## EXERCISE DESCRIPTION
Copy all records verbatim.

## RECORD LIST
────────

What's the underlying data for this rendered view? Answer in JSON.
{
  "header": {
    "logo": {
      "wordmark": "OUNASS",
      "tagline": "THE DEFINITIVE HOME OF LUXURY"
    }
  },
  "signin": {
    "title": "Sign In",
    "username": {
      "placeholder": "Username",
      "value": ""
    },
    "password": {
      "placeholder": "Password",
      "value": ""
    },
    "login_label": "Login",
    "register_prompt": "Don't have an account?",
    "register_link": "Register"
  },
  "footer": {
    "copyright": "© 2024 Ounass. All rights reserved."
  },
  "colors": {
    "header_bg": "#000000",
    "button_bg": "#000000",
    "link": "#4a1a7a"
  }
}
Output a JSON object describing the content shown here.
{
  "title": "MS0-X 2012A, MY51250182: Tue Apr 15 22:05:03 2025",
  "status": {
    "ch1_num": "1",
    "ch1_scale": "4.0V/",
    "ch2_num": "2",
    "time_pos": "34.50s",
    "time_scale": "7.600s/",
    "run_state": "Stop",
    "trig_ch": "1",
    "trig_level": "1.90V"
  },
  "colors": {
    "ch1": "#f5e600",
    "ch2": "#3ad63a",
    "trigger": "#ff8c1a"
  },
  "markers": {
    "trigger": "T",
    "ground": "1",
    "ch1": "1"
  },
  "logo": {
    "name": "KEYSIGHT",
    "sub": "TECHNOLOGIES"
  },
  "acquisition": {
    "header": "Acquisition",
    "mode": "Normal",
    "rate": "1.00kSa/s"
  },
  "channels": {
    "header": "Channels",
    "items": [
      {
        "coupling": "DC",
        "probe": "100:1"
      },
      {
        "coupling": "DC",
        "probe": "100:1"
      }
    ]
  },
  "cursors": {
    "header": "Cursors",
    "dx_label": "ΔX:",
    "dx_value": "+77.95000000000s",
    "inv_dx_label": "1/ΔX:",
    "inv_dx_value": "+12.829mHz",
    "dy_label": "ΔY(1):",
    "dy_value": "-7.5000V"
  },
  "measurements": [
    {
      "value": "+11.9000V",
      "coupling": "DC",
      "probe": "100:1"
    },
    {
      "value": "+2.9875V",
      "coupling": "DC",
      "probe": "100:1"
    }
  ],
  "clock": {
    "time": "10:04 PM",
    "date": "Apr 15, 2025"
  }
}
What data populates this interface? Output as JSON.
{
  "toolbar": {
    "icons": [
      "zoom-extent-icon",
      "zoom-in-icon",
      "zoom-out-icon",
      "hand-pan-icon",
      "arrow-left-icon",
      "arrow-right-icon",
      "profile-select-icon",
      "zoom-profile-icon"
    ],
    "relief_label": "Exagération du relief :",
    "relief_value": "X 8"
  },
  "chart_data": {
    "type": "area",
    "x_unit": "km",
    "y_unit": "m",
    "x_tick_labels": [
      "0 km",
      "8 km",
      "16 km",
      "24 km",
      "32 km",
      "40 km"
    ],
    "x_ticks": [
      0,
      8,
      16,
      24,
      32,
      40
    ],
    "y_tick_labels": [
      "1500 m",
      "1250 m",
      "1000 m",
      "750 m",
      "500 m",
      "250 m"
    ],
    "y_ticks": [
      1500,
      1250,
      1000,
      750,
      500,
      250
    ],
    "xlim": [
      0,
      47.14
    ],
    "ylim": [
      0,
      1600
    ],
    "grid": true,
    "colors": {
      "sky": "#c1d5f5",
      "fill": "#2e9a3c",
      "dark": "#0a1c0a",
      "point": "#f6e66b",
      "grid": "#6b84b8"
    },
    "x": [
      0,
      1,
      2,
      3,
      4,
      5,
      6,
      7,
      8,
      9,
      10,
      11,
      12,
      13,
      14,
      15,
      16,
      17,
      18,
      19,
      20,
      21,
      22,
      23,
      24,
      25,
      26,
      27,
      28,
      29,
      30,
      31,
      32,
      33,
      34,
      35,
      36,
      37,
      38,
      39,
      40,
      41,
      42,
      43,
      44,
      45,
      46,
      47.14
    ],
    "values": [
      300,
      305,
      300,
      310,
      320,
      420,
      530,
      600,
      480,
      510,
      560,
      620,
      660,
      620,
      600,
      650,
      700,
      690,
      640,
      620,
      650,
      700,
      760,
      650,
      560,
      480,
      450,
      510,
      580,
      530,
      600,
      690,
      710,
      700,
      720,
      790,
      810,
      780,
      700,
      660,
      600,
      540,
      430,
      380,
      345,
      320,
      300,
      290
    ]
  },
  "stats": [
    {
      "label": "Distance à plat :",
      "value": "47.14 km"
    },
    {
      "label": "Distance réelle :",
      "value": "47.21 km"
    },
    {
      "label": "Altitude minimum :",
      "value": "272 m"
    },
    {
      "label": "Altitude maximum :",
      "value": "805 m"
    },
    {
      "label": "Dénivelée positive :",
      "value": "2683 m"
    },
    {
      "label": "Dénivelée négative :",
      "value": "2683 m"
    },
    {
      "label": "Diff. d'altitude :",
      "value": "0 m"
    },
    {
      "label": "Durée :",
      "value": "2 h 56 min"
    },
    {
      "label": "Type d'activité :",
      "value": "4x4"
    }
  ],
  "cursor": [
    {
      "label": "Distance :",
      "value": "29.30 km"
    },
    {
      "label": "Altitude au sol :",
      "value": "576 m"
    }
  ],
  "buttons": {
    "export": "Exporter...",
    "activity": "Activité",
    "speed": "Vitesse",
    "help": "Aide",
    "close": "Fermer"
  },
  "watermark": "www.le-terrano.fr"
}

────────

## TASK ANSWER
What's the underlying data for this rendered view? Answer in JSON.
{
  "header": {
    "logo": {
      "wordmark": "OUNASS",
      "tagline": "THE DEFINITIVE HOME OF LUXURY"
    }
  },
  "signin": {
    "title": "Sign In",
    "username": {
      "placeholder": "Username",
      "value": ""
    },
    "password": {
      "placeholder": "Password",
      "value": ""
    },
    "login_label": "Login",
    "register_prompt": "Don't have an account?",
    "register_link": "Register"
  },
  "footer": {
    "copyright": "© 2024 Ounass. All rights reserved."
  },
  "colors": {
    "header_bg": "#000000",
    "button_bg": "#000000",
    "link": "#4a1a7a"
  }
}
Output a JSON object describing the content shown here.
{
  "title": "MS0-X 2012A, MY51250182: Tue Apr 15 22:05:03 2025",
  "status": {
    "ch1_num": "1",
    "ch1_scale": "4.0V/",
    "ch2_num": "2",
    "time_pos": "34.50s",
    "time_scale": "7.600s/",
    "run_state": "Stop",
    "trig_ch": "1",
    "trig_level": "1.90V"
  },
  "colors": {
    "ch1": "#f5e600",
    "ch2": "#3ad63a",
    "trigger": "#ff8c1a"
  },
  "markers": {
    "trigger": "T",
    "ground": "1",
    "ch1": "1"
  },
  "logo": {
    "name": "KEYSIGHT",
    "sub": "TECHNOLOGIES"
  },
  "acquisition": {
    "header": "Acquisition",
    "mode": "Normal",
    "rate": "1.00kSa/s"
  },
  "channels": {
    "header": "Channels",
    "items": [
      {
        "coupling": "DC",
        "probe": "100:1"
      },
      {
        "coupling": "DC",
        "probe": "100:1"
      }
    ]
  },
  "cursors": {
    "header": "Cursors",
    "dx_label": "ΔX:",
    "dx_value": "+77.95000000000s",
    "inv_dx_label": "1/ΔX:",
    "inv_dx_value": "+12.829mHz",
    "dy_label": "ΔY(1):",
    "dy_value": "-7.5000V"
  },
  "measurements": [
    {
      "value": "+11.9000V",
      "coupling": "DC",
      "probe": "100:1"
    },
    {
      "value": "+2.9875V",
      "coupling": "DC",
      "probe": "100:1"
    }
  ],
  "clock": {
    "time": "10:04 PM",
    "date": "Apr 15, 2025"
  }
}
What data populates this interface? Output as JSON.
{
  "toolbar": {
    "icons": [
      "zoom-extent-icon",
      "zoom-in-icon",
      "zoom-out-icon",
      "hand-pan-icon",
      "arrow-left-icon",
      "arrow-right-icon",
      "profile-select-icon",
      "zoom-profile-icon"
    ],
    "relief_label": "Exagération du relief :",
    "relief_value": "X 8"
  },
  "chart_data": {
    "type": "area",
    "x_unit": "km",
    "y_unit": "m",
    "x_tick_labels": [
      "0 km",
      "8 km",
      "16 km",
      "24 km",
      "32 km",
      "40 km"
    ],
    "x_ticks": [
      0,
      8,
      16,
      24,
      32,
      40
    ],
    "y_tick_labels": [
      "1500 m",
      "1250 m",
      "1000 m",
      "750 m",
      "500 m",
      "250 m"
    ],
    "y_ticks": [
      1500,
      1250,
      1000,
      750,
      500,
      250
    ],
    "xlim": [
      0,
      47.14
    ],
    "ylim": [
      0,
      1600
    ],
    "grid": true,
    "colors": {
      "sky": "#c1d5f5",
      "fill": "#2e9a3c",
      "dark": "#0a1c0a",
      "point": "#f6e66b",
      "grid": "#6b84b8"
    },
    "x": [
      0,
      1,
      2,
      3,
      4,
      5,
      6,
      7,
      8,
      9,
      10,
      11,
      12,
      13,
      14,
      15,
      16,
      17,
      18,
      19,
      20,
      21,
      22,
      23,
      24,
      25,
      26,
      27,
      28,
      29,
      30,
      31,
      32,
      33,
      34,
      35,
      36,
      37,
      38,
      39,
      40,
      41,
      42,
      43,
      44,
      45,
      46,
      47.14
    ],
    "values": [
      300,
      305,
      300,
      310,
      320,
      420,
      530,
      600,
      480,
      510,
      560,
      620,
      660,
      620,
      600,
      650,
      700,
      690,
      640,
      620,
      650,
      700,
      760,
      650,
      560,
      480,
      450,
      510,
      580,
      530,
      600,
      690,
      710,
      700,
      720,
      790,
      810,
      780,
      700,
      660,
      600,
      540,
      430,
      380,
      345,
      320,
      300,
      290
    ]
  },
  "stats": [
    {
      "label": "Distance à plat :",
      "value": "47.14 km"
    },
    {
      "label": "Distance réelle :",
      "value": "47.21 km"
    },
    {
      "label": "Altitude minimum :",
      "value": "272 m"
    },
    {
      "label": "Altitude maximum :",
      "value": "805 m"
    },
    {
      "label": "Dénivelée positive :",
      "value": "2683 m"
    },
    {
      "label": "Dénivelée négative :",
      "value": "2683 m"
    },
    {
      "label": "Diff. d'altitude :",
      "value": "0 m"
    },
    {
      "label": "Durée :",
      "value": "2 h 56 min"
    },
    {
      "label": "Type d'activité :",
      "value": "4x4"
    }
  ],
  "cursor": [
    {
      "label": "Distance :",
      "value": "29.30 km"
    },
    {
      "label": "Altitude au sol :",
      "value": "576 m"
    }
  ],
  "buttons": {
    "export": "Exporter...",
    "activity": "Activité",
    "speed": "Vitesse",
    "help": "Aide",
    "close": "Fermer"
  },
  "watermark": "www.le-terrano.fr"
}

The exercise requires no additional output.